- TO BE DONE: Reproduce each line that includes the word "Bradford".

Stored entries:
......
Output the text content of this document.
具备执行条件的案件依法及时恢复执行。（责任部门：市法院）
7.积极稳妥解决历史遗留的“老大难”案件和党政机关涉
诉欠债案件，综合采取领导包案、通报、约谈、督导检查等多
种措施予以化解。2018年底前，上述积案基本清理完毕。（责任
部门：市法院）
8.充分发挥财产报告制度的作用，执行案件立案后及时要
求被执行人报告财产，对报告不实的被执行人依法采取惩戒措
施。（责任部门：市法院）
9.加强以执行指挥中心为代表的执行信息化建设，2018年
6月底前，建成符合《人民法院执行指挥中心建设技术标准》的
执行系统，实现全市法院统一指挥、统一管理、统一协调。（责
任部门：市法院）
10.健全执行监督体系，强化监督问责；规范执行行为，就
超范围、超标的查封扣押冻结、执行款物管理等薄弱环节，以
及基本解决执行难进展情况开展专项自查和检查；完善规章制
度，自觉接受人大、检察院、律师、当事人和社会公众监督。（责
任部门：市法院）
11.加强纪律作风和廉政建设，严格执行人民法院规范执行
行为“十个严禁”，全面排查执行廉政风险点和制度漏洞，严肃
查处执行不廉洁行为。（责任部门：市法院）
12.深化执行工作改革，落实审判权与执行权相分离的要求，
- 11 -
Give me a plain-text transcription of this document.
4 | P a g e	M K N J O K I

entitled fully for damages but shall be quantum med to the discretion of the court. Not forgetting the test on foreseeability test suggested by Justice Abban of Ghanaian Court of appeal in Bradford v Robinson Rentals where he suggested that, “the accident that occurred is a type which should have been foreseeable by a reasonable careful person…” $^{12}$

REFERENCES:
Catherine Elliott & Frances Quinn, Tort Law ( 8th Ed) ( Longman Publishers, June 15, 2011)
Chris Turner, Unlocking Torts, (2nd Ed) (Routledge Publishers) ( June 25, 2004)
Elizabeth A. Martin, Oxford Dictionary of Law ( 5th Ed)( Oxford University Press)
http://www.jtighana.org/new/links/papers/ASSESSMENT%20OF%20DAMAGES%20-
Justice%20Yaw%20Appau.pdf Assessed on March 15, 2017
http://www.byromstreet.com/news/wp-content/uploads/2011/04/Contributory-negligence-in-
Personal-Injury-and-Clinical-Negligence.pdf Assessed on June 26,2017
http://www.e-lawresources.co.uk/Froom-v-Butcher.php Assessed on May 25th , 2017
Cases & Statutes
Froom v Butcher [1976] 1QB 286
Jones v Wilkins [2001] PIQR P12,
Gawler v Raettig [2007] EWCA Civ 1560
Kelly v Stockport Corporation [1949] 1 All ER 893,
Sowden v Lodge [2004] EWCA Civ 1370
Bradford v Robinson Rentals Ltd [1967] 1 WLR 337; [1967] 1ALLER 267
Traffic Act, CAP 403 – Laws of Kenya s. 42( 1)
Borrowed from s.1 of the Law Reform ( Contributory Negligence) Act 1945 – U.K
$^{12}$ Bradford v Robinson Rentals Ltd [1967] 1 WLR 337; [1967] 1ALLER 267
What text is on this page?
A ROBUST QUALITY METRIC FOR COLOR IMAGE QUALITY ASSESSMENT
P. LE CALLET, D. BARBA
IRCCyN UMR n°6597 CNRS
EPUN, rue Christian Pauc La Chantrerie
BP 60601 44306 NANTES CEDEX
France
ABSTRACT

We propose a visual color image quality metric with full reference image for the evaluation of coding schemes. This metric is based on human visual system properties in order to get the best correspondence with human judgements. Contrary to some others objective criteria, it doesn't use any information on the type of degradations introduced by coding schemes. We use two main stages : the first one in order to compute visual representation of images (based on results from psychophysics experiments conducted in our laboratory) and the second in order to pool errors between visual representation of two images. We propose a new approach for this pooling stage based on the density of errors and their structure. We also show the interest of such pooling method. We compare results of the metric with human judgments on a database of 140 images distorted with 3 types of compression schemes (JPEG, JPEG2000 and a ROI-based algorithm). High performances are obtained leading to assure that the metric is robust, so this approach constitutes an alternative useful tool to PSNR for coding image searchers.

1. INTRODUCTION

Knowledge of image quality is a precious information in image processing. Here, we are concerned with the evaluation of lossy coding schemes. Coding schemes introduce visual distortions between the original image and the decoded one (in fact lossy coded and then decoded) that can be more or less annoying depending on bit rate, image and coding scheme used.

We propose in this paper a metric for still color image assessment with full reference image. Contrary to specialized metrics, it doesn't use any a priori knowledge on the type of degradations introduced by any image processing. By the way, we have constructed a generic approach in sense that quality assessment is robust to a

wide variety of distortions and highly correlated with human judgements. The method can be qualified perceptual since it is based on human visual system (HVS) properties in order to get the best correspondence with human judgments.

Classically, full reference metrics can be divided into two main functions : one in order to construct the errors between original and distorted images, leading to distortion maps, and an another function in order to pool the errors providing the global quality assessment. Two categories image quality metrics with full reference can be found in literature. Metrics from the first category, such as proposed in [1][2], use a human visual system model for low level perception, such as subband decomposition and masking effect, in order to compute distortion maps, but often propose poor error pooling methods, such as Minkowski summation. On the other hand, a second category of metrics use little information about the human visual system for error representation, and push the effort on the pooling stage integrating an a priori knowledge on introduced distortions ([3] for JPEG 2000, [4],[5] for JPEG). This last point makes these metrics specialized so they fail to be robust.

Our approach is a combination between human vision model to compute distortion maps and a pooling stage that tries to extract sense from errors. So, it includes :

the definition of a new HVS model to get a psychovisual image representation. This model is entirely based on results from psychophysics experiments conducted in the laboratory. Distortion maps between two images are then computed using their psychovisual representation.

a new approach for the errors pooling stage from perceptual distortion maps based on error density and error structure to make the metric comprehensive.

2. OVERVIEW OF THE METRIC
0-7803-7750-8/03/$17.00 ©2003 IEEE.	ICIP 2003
......
- SOLUTION BELOW:
entitled fully for damages but shall be quantum med to the discretion of the court. Not forgetting the test on foreseeability test suggested by Justice Abban of Ghanaian Court of appeal in Bradford v Robinson Rentals where he suggested that, “the accident that occurred is a type which should have been foreseeable by a reasonable careful person…” $^{12}$
Bradford v Robinson Rentals Ltd [1967] 1 WLR 337; [1967] 1ALLER 267
$^{12}$ Bradford v Robinson Rentals Ltd [1967] 1 WLR 337; [1967] 1ALLER 267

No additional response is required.